• **Passage shown**:
JERSEY CITY – All under the guise of manners and civic restraint, members of the redistricting commission occupy their chairs here in a second-story meeting room at the culinary institute of Hudson County Community College and begin politiely but forcefully grappling on race representation.
The sedate atmosphere here is a mask for tense, very tense emotion and competitive desire as the members apparently impossibly seek a map resolution prior to a March 5 deadline.
“It’s very ethnically diverse both in population, and in terms of the people who represent it,” U.S. Rep. Albio Sires (D-West New York) tells the commission, referring to Hudson County; a gentle deflating of Republican Commissioner Irene Kim Asbury’s point moments ago that based on population upticks among Blacks, Asians and Hispanics, minorities should have greater representation.
Jersey City Mayor Jerry Healy says he believes the census takers might have missed 20,000 people in adding up the population of New Jersey’s second largest city. The feds concluded that Jersey City grew by 7,000 over the past decade.
“At some point, getting two districts for our city will ensure that we get 100 percent representation,” Healy says, and adds, “Stacking doesn’t help Jersey City or any of our minority people. Please avoid it.”
To that point, the Democrats front end a lot of Latino reps in an apparent effort to smother any Republican argument that Latino numbers aren’t sufficient in seats of power – and quietly gnash their teeth over what they see as the hypocrisy of the GOP to concern itself in the aftermath of history with Latino representation. Following Sires, Healy and state Sen. Sandra Cunningham (D-Jersey City), Assemblyman Ruben Ramos (D-Hoboken), Assemblywoman Caridad Rodriguez (D-West New York) and Assemblywoman Annette Quijano (D-Elizabeth) hit the microphone on behalf of establishment Democrats.

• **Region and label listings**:

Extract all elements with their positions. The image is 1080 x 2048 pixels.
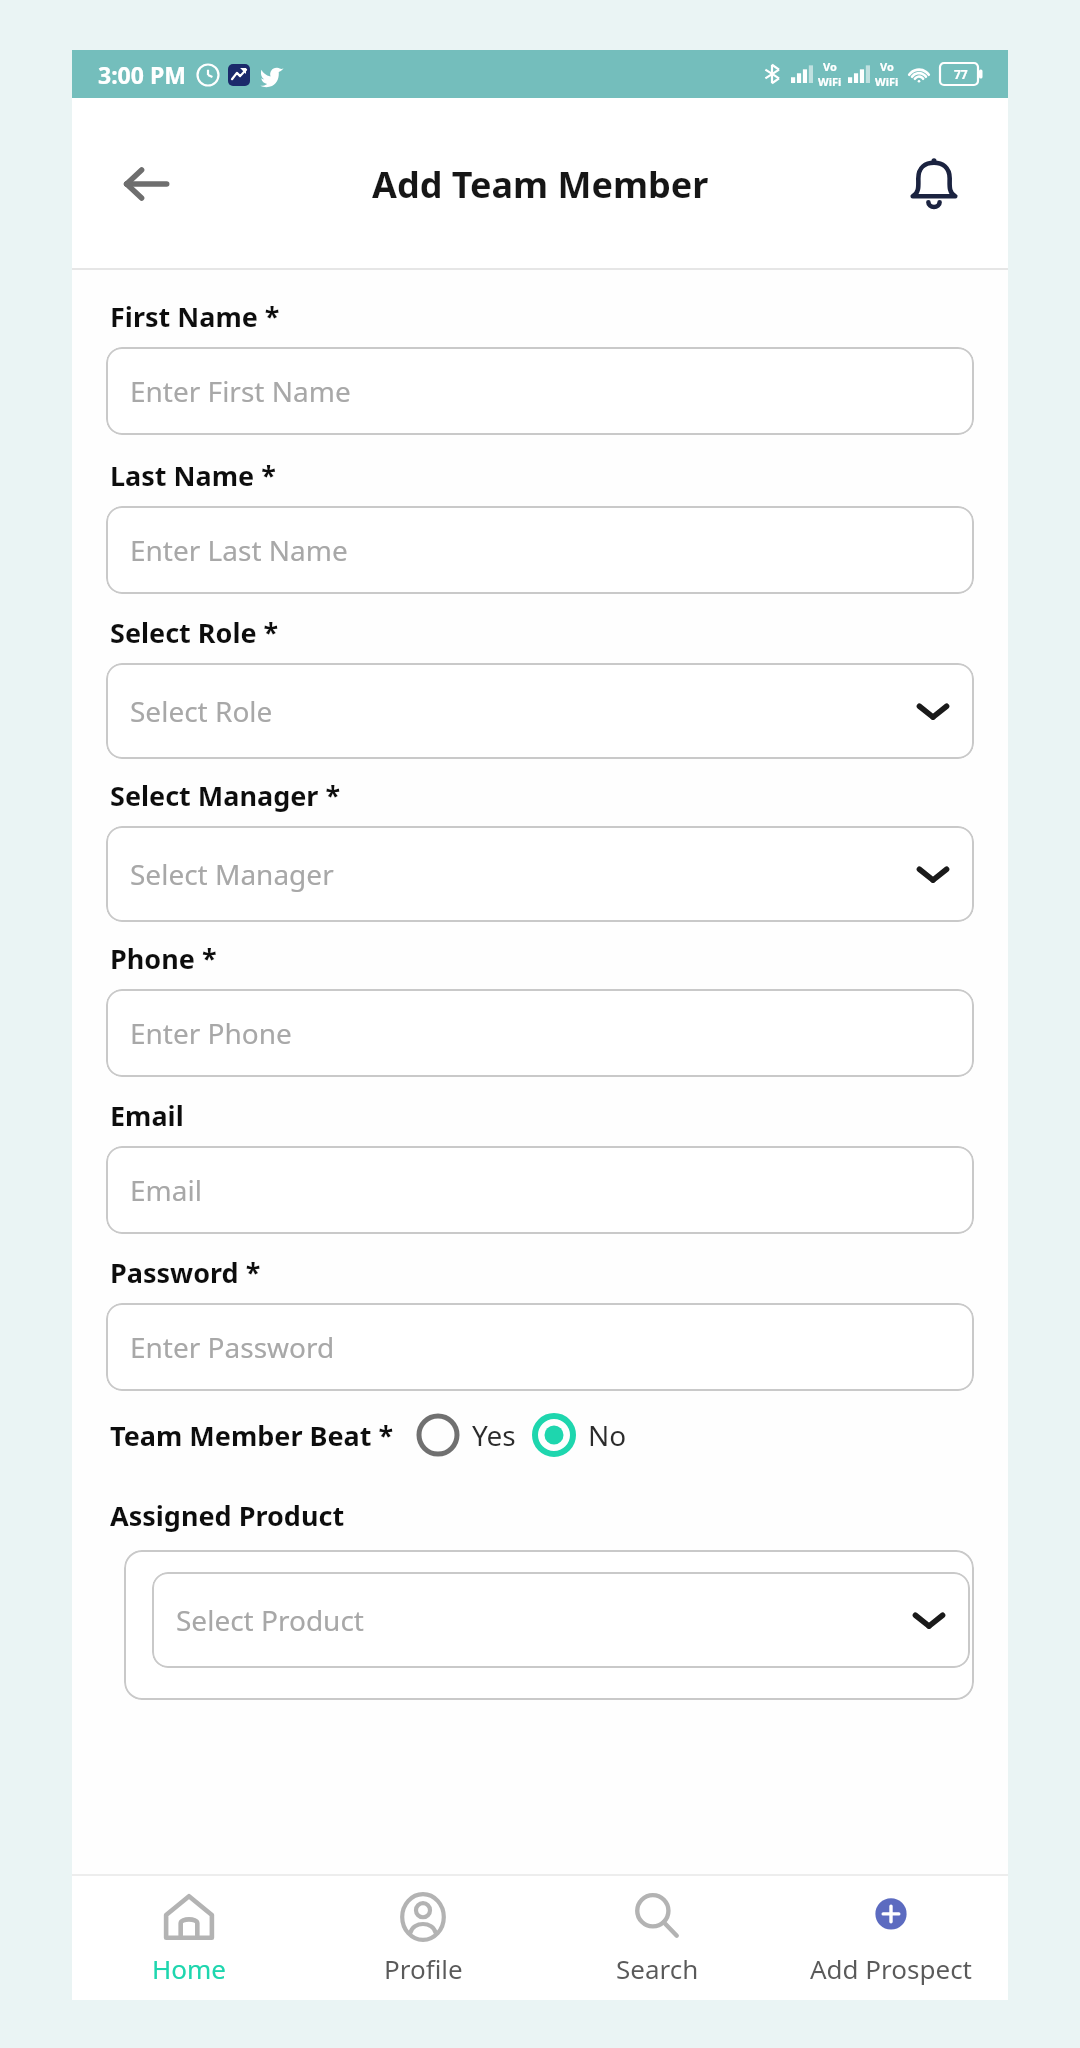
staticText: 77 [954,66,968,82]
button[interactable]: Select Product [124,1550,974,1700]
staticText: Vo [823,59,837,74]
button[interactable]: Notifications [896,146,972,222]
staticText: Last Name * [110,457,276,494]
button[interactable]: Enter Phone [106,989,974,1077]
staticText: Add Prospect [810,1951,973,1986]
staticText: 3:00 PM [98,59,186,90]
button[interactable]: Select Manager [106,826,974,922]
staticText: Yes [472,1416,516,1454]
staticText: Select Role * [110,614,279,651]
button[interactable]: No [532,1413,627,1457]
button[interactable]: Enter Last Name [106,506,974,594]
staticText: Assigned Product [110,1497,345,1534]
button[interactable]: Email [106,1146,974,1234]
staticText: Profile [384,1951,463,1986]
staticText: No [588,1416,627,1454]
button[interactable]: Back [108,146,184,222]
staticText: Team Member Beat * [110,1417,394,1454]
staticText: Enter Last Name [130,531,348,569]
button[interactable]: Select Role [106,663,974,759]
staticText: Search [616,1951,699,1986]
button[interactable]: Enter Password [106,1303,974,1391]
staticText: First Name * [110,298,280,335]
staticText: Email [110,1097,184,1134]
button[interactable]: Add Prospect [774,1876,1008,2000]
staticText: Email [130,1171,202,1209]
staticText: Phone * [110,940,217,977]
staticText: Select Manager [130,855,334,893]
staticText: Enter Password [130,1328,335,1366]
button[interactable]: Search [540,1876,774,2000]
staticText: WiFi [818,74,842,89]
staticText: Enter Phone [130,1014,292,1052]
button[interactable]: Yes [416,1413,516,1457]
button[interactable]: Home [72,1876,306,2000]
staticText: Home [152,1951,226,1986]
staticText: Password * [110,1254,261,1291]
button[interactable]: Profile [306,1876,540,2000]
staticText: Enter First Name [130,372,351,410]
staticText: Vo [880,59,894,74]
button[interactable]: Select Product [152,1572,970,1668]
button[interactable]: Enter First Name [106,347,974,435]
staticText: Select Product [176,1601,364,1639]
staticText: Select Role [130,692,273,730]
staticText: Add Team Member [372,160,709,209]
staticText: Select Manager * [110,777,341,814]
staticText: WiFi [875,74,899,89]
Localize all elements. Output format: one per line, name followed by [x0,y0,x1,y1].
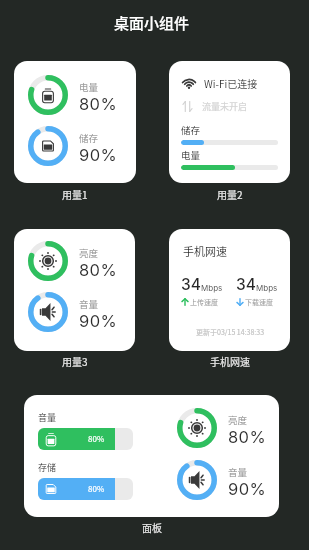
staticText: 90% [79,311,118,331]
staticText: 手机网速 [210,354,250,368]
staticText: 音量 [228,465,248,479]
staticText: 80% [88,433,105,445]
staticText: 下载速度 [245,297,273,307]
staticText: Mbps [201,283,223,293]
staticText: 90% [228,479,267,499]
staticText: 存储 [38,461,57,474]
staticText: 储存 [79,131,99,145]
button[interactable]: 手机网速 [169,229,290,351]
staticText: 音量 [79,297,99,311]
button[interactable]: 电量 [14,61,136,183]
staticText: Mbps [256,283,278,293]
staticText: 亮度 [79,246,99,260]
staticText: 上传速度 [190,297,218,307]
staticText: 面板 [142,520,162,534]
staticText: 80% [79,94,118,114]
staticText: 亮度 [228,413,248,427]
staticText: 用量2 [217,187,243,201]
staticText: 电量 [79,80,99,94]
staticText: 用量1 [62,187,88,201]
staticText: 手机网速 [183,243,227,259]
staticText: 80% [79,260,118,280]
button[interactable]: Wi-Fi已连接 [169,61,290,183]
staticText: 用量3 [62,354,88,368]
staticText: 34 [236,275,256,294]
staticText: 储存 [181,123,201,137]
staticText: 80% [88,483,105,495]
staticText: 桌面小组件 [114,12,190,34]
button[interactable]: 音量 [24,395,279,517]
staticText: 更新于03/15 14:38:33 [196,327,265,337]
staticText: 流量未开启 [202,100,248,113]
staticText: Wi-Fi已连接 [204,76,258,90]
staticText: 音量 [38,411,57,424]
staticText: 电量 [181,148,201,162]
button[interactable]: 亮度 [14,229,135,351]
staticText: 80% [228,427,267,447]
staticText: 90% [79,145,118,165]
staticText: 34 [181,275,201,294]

---

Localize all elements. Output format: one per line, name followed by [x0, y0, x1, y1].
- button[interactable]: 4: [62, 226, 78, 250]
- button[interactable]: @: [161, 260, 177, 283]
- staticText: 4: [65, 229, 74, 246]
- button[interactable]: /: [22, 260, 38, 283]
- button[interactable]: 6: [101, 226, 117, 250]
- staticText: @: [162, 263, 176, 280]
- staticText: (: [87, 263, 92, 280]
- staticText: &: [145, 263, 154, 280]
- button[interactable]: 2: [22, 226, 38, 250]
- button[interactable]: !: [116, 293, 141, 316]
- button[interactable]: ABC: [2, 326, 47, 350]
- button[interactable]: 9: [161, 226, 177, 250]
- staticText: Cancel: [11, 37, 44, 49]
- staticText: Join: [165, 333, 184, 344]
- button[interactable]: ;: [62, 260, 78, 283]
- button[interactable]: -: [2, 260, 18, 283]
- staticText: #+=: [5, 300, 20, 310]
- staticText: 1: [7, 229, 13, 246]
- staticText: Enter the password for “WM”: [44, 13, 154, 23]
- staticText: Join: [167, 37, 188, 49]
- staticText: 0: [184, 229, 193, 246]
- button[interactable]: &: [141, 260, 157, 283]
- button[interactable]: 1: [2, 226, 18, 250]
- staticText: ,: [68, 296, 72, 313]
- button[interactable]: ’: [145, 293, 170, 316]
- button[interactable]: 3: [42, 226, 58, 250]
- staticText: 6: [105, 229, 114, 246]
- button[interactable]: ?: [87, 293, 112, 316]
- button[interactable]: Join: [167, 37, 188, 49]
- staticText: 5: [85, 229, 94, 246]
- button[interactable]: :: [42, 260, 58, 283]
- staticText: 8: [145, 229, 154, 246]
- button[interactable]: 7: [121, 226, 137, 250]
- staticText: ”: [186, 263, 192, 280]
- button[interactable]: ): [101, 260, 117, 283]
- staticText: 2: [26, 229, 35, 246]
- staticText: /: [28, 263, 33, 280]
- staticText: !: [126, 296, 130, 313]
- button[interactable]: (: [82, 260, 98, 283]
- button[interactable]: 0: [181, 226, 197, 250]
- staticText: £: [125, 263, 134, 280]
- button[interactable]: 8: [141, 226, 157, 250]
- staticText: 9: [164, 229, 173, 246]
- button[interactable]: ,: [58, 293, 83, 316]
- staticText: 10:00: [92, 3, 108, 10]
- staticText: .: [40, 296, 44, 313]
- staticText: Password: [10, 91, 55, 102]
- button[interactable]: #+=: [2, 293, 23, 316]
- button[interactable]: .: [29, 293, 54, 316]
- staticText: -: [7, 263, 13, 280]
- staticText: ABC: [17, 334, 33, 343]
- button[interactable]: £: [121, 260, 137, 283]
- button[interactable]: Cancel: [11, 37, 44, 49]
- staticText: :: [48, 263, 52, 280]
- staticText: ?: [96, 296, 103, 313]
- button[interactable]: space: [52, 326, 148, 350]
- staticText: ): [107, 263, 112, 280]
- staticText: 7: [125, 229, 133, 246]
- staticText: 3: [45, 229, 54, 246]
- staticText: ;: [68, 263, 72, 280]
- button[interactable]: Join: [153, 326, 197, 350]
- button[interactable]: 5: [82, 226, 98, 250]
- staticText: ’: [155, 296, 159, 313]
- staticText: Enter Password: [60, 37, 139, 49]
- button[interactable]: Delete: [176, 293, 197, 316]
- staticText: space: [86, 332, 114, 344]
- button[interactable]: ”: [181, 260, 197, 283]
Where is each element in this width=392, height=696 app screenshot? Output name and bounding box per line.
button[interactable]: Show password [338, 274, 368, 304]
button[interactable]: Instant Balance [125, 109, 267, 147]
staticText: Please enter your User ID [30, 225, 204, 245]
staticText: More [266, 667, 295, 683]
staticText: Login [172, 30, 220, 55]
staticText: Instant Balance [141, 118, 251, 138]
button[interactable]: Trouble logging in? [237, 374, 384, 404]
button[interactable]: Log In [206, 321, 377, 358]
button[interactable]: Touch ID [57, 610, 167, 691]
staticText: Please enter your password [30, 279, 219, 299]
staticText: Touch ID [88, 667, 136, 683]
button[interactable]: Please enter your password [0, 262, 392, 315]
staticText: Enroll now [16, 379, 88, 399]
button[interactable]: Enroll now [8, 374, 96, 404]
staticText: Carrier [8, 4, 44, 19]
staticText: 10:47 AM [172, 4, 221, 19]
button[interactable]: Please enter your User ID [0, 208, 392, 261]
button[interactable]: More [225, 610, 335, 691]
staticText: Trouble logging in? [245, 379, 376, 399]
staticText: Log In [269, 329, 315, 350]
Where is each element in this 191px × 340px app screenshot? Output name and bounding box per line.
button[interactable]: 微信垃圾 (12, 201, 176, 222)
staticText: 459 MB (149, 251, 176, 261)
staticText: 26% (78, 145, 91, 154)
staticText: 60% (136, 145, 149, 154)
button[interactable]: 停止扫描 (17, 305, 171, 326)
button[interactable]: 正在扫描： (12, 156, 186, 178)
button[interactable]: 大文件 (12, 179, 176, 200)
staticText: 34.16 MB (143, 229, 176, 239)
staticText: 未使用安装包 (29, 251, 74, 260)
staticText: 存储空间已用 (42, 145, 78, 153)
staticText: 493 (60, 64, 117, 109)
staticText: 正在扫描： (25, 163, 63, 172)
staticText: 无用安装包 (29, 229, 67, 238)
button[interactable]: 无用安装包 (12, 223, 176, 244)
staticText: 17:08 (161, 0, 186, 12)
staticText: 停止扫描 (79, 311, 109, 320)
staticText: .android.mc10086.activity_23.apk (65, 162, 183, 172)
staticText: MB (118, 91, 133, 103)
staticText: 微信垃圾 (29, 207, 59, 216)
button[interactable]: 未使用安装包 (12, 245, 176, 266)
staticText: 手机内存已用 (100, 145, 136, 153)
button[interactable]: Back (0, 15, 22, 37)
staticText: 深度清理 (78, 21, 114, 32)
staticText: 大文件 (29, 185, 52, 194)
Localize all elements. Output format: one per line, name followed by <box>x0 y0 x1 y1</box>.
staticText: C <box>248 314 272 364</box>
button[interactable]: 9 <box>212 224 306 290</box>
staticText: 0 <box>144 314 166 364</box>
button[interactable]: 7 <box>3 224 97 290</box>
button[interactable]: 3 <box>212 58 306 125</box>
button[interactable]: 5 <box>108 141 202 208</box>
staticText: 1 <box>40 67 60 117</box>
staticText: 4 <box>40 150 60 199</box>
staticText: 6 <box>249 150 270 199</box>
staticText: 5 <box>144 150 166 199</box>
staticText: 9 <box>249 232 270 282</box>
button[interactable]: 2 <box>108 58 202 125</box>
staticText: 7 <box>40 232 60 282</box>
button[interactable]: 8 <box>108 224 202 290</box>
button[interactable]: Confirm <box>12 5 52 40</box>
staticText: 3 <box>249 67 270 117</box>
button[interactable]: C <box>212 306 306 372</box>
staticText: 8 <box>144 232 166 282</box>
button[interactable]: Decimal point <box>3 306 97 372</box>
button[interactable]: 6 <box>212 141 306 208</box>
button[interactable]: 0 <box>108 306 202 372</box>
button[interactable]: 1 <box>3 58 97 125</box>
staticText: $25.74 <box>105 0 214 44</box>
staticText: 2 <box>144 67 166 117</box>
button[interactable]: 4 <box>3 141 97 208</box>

* * *

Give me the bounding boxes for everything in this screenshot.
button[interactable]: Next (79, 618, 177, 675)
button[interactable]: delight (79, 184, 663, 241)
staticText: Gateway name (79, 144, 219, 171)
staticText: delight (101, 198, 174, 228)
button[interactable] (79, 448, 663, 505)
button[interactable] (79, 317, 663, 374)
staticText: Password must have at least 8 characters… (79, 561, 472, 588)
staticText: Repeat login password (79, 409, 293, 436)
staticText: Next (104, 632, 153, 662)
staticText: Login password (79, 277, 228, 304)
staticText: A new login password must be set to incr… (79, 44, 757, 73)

• **Exercise brief**: Edit the redistricting hearing article by reproducing the stretch from "Jersey City Mayor" through "the past decade.", with "census takers" replaced by "census enumerators".

• **Exercise answer**:
Jersey City Mayor Jerry Healy says he believes the census enumerators might have missed 20,000 people in adding up the population of New Jersey’s second largest city. The feds concluded that Jersey City grew by 7,000 over the past decade.